* **Aim of the exercise**
Make an exact copy of each entry, leaving out every picture.

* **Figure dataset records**
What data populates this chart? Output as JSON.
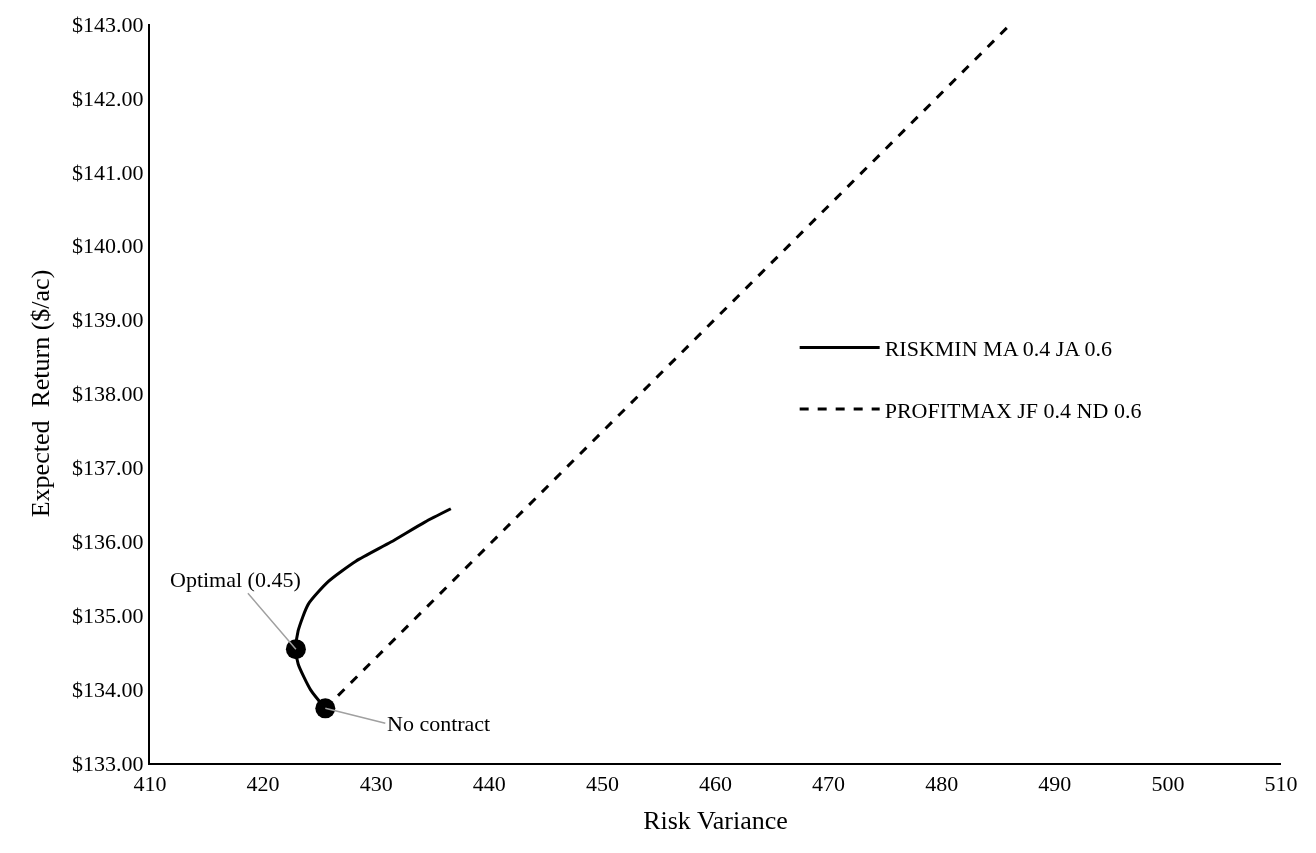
{
  "chart_data": {
    "type": "line",
    "xlabel": "Risk Variance",
    "ylabel": "Expected  Return ($/ac)",
    "xlim": [
      410,
      510
    ],
    "xticks": [
      410,
      420,
      430,
      440,
      450,
      460,
      470,
      480,
      490,
      500,
      510
    ],
    "ylim": [
      133,
      143
    ],
    "yticks": [
      {
        "value": 133,
        "label": "$133.00"
      },
      {
        "value": 134,
        "label": "$134.00"
      },
      {
        "value": 135,
        "label": "$135.00"
      },
      {
        "value": 136,
        "label": "$136.00"
      },
      {
        "value": 137,
        "label": "$137.00"
      },
      {
        "value": 138,
        "label": "$138.00"
      },
      {
        "value": 139,
        "label": "$139.00"
      },
      {
        "value": 140,
        "label": "$140.00"
      },
      {
        "value": 141,
        "label": "$141.00"
      },
      {
        "value": 142,
        "label": "$142.00"
      },
      {
        "value": 143,
        "label": "$143.00"
      }
    ],
    "legend": "right",
    "series": [
      {
        "name": "RISKMIN MA 0.4 JA 0.6",
        "color": "#000000",
        "line_style": "solid",
        "marker": "none",
        "x": [
          425.5,
          424.2,
          423.1,
          422.9,
          423.1,
          424.0,
          425.8,
          428.2,
          431.3,
          434.3,
          436.6
        ],
        "values": [
          133.74,
          133.99,
          134.34,
          134.54,
          134.79,
          135.15,
          135.46,
          135.73,
          135.99,
          136.26,
          136.44
        ]
      },
      {
        "name": "PROFITMAX JF 0.4 ND 0.6",
        "color": "#000000",
        "line_style": "dashed",
        "marker": "none",
        "x": [
          425.5,
          486.1
        ],
        "values": [
          133.74,
          143.0
        ]
      },
      {
        "type": "scatter",
        "color": "#000000",
        "marker": "circle",
        "x": [
          422.9,
          425.5
        ],
        "values": [
          134.54,
          133.74
        ]
      }
    ],
    "annotations": [
      {
        "text": "Optimal (0.45)",
        "x": 422.9,
        "y": 134.54
      },
      {
        "text": "No contract",
        "x": 425.5,
        "y": 133.74
      }
    ]
  }
}
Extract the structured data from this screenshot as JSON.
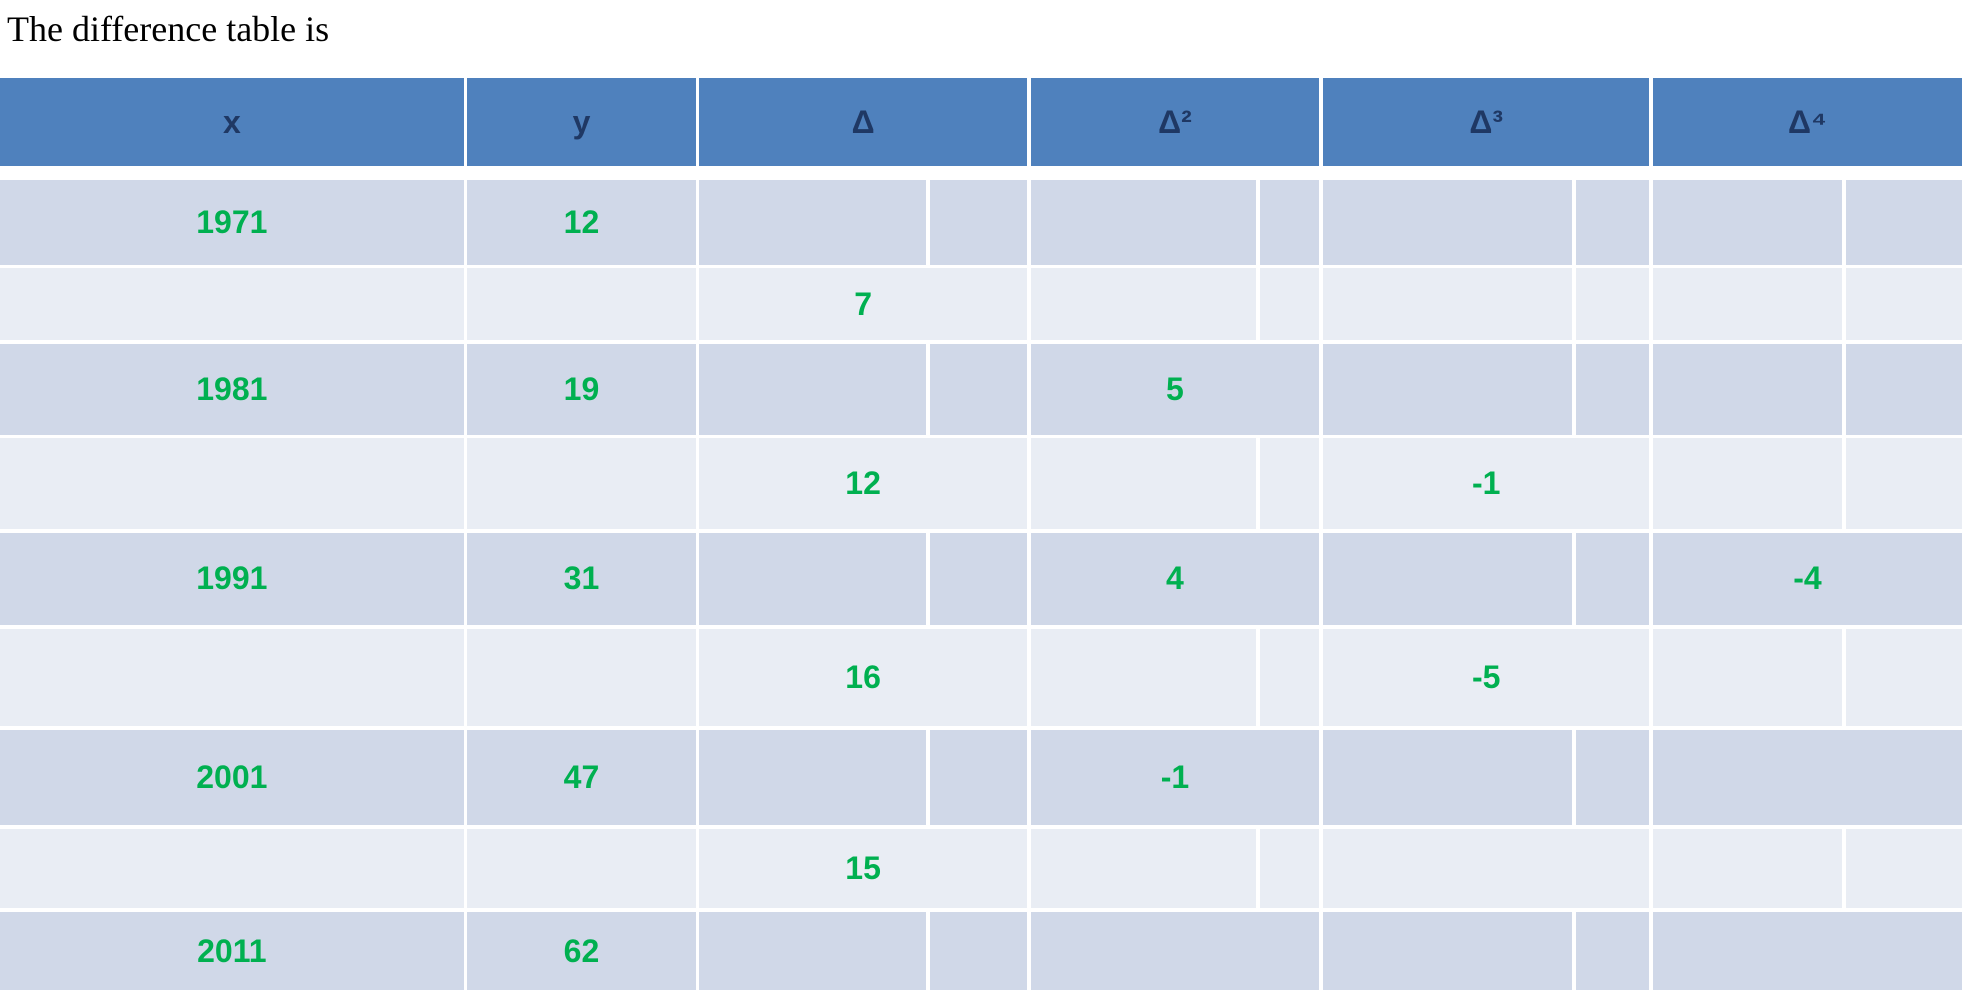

* **Task answer**
What data populates this chart? Output as JSON.
{
  "chart_data": {
    "type": "line",
    "xlabel": "Risk Variance",
    "ylabel": "Expected  Return ($/ac)",
    "xlim": [
      410,
      510
    ],
    "xticks": [
      410,
      420,
      430,
      440,
      450,
      460,
      470,
      480,
      490,
      500,
      510
    ],
    "ylim": [
      133,
      143
    ],
    "yticks": [
      {
        "value": 133,
        "label": "$133.00"
      },
      {
        "value": 134,
        "label": "$134.00"
      },
      {
        "value": 135,
        "label": "$135.00"
      },
      {
        "value": 136,
        "label": "$136.00"
      },
      {
        "value": 137,
        "label": "$137.00"
      },
      {
        "value": 138,
        "label": "$138.00"
      },
      {
        "value": 139,
        "label": "$139.00"
      },
      {
        "value": 140,
        "label": "$140.00"
      },
      {
        "value": 141,
        "label": "$141.00"
      },
      {
        "value": 142,
        "label": "$142.00"
      },
      {
        "value": 143,
        "label": "$143.00"
      }
    ],
    "legend": "right",
    "series": [
      {
        "name": "RISKMIN MA 0.4 JA 0.6",
        "color": "#000000",
        "line_style": "solid",
        "marker": "none",
        "x": [
          425.5,
          424.2,
          423.1,
          422.9,
          423.1,
          424.0,
          425.8,
          428.2,
          431.3,
          434.3,
          436.6
        ],
        "values": [
          133.74,
          133.99,
          134.34,
          134.54,
          134.79,
          135.15,
          135.46,
          135.73,
          135.99,
          136.26,
          136.44
        ]
      },
      {
        "name": "PROFITMAX JF 0.4 ND 0.6",
        "color": "#000000",
        "line_style": "dashed",
        "marker": "none",
        "x": [
          425.5,
          486.1
        ],
        "values": [
          133.74,
          143.0
        ]
      },
      {
        "type": "scatter",
        "color": "#000000",
        "marker": "circle",
        "x": [
          422.9,
          425.5
        ],
        "values": [
          134.54,
          133.74
        ]
      }
    ],
    "annotations": [
      {
        "text": "Optimal (0.45)",
        "x": 422.9,
        "y": 134.54
      },
      {
        "text": "No contract",
        "x": 425.5,
        "y": 133.74
      }
    ]
  }
}
Extract the structured data from this screenshot as JSON.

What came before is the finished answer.